Given records:
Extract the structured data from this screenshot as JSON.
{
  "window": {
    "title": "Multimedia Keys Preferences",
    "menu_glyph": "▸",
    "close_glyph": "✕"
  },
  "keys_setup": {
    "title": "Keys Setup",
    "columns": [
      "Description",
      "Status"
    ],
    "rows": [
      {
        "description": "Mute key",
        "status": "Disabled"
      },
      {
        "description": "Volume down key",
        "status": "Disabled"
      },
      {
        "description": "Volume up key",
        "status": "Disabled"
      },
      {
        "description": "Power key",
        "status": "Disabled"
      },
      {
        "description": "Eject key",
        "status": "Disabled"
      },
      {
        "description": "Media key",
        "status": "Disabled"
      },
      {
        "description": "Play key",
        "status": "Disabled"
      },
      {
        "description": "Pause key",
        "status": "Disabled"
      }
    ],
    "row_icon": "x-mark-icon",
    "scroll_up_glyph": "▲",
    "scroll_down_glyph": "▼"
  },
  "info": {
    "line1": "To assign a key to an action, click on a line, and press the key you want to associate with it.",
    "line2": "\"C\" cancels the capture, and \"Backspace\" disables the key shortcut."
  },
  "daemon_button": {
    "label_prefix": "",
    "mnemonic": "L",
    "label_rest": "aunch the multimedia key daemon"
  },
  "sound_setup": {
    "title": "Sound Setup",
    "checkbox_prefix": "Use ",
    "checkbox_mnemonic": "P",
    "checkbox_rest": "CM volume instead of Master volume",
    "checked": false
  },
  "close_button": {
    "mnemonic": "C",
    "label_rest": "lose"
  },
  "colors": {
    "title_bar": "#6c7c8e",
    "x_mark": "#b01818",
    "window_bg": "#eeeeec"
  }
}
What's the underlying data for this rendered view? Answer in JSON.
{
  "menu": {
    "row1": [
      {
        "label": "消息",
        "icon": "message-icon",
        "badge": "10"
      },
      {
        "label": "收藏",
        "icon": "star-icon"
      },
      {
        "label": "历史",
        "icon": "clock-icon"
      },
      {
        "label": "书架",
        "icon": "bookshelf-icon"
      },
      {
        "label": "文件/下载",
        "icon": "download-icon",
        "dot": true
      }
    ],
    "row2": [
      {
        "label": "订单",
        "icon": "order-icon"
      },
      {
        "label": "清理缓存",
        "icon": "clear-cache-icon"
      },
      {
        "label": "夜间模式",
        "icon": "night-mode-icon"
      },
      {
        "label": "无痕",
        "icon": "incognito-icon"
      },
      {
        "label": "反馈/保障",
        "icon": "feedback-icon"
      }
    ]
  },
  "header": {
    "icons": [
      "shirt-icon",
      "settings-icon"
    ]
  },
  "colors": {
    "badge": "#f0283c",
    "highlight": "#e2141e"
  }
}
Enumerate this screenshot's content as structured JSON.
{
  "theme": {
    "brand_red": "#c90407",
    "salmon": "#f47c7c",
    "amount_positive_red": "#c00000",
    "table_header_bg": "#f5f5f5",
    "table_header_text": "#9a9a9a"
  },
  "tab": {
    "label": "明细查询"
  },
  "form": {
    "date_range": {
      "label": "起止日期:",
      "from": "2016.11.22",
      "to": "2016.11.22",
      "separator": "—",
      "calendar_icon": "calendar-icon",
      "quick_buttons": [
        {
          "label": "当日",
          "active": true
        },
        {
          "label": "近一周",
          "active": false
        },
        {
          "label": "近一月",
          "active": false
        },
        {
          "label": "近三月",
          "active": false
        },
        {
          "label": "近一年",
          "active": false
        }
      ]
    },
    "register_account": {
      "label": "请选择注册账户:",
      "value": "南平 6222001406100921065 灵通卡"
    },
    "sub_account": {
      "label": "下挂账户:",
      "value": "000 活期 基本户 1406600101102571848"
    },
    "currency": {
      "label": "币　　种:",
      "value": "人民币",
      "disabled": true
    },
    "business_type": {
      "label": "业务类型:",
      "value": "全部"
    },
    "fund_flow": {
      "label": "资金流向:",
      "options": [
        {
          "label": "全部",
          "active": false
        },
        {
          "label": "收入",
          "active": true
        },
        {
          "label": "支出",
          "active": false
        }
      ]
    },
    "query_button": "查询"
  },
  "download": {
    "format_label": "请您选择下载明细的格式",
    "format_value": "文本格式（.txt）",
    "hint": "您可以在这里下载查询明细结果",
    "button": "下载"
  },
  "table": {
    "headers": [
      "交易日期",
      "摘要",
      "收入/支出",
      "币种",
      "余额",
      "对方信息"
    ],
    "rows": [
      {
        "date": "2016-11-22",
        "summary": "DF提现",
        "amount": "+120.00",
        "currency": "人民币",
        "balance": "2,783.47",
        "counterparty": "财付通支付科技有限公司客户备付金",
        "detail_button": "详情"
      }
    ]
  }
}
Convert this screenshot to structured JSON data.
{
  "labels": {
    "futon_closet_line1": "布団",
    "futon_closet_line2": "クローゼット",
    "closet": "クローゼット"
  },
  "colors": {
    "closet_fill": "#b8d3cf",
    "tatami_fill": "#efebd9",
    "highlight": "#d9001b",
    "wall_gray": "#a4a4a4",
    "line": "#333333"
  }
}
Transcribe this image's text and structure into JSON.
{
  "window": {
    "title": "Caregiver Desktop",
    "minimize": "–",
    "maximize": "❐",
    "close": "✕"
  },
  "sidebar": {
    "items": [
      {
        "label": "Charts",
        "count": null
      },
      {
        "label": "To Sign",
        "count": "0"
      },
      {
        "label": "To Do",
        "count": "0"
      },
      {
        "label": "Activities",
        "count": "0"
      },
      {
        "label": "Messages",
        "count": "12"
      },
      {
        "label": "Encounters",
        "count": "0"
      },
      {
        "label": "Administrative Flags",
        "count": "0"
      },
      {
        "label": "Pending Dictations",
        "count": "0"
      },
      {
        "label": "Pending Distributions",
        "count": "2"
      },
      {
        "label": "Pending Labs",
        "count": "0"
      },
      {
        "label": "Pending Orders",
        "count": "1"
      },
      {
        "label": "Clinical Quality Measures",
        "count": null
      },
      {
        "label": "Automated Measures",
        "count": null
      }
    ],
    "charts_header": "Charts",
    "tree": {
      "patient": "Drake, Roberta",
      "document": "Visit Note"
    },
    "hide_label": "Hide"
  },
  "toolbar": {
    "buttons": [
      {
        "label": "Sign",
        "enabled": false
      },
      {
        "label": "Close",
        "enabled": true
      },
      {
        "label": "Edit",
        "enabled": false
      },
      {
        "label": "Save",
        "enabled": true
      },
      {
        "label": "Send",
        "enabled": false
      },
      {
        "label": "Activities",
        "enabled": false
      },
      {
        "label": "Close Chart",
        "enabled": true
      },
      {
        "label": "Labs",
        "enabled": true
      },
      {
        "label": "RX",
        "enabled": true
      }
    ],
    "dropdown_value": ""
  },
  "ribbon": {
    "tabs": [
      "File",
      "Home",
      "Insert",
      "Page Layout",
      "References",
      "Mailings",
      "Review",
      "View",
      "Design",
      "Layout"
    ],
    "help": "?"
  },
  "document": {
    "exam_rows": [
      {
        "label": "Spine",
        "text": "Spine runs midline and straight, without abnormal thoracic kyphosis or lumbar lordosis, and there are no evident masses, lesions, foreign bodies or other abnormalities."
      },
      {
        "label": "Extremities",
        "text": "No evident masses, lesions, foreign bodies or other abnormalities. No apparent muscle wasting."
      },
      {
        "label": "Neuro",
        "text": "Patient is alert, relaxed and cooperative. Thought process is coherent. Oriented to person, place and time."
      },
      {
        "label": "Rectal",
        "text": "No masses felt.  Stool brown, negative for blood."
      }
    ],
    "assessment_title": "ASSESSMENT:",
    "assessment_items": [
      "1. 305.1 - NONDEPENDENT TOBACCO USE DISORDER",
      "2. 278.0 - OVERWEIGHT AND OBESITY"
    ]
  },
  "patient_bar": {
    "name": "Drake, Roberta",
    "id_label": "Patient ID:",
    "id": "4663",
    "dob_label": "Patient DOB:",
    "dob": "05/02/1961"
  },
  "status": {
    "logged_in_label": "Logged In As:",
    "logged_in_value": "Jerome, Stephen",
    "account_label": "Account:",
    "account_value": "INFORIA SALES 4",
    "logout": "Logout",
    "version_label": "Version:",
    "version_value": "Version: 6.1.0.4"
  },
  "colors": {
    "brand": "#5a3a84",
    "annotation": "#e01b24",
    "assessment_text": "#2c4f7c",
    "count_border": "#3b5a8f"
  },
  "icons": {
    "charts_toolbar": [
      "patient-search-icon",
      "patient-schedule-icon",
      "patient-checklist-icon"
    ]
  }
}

Written instruction:
Show the lines that mention the word "Pending".

Output:
        "label": "Pending Dictations",
        "label": "Pending Distributions",
        "label": "Pending Labs",
        "label": "Pending Orders",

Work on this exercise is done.